Data records
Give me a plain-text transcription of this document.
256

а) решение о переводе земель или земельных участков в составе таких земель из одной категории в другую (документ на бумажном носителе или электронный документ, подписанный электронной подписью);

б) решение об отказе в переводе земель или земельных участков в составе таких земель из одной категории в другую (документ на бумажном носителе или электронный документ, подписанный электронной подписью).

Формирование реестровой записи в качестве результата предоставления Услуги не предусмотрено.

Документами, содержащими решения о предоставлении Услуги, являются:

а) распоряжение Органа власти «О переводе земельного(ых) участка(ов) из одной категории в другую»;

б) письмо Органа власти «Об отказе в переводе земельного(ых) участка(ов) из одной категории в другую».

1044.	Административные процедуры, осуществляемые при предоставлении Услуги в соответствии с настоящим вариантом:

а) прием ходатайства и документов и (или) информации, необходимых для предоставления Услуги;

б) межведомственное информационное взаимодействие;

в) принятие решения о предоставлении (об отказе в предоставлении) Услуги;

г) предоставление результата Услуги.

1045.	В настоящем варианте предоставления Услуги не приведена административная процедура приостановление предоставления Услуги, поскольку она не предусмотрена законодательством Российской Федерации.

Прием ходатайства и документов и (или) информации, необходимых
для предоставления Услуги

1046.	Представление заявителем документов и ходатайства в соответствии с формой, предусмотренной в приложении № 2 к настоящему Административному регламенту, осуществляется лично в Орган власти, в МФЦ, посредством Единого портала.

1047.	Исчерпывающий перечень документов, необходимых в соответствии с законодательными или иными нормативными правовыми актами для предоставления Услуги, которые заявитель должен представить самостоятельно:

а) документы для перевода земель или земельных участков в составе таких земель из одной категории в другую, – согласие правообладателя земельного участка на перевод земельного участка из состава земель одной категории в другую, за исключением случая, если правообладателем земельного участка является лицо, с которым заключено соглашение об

CHALLENGE: Go through the records and print each one exactly.

EXPECTED OUTPUT:
Give me a plain-text transcription of this document.
256

а) решение о переводе земель или земельных участков в составе таких земель из одной категории в другую (документ на бумажном носителе или электронный документ, подписанный электронной подписью);

б) решение об отказе в переводе земель или земельных участков в составе таких земель из одной категории в другую (документ на бумажном носителе или электронный документ, подписанный электронной подписью).

Формирование реестровой записи в качестве результата предоставления Услуги не предусмотрено.

Документами, содержащими решения о предоставлении Услуги, являются:

а) распоряжение Органа власти «О переводе земельного(ых) участка(ов) из одной категории в другую»;

б) письмо Органа власти «Об отказе в переводе земельного(ых) участка(ов) из одной категории в другую».

1044.	Административные процедуры, осуществляемые при предоставлении Услуги в соответствии с настоящим вариантом:

а) прием ходатайства и документов и (или) информации, необходимых для предоставления Услуги;

б) межведомственное информационное взаимодействие;

в) принятие решения о предоставлении (об отказе в предоставлении) Услуги;

г) предоставление результата Услуги.

1045.	В настоящем варианте предоставления Услуги не приведена административная процедура приостановление предоставления Услуги, поскольку она не предусмотрена законодательством Российской Федерации.

Прием ходатайства и документов и (или) информации, необходимых
для предоставления Услуги

1046.	Представление заявителем документов и ходатайства в соответствии с формой, предусмотренной в приложении № 2 к настоящему Административному регламенту, осуществляется лично в Орган власти, в МФЦ, посредством Единого портала.

1047.	Исчерпывающий перечень документов, необходимых в соответствии с законодательными или иными нормативными правовыми актами для предоставления Услуги, которые заявитель должен представить самостоятельно:

а) документы для перевода земель или земельных участков в составе таких земель из одной категории в другую, – согласие правообладателя земельного участка на перевод земельного участка из состава земель одной категории в другую, за исключением случая, если правообладателем земельного участка является лицо, с которым заключено соглашение об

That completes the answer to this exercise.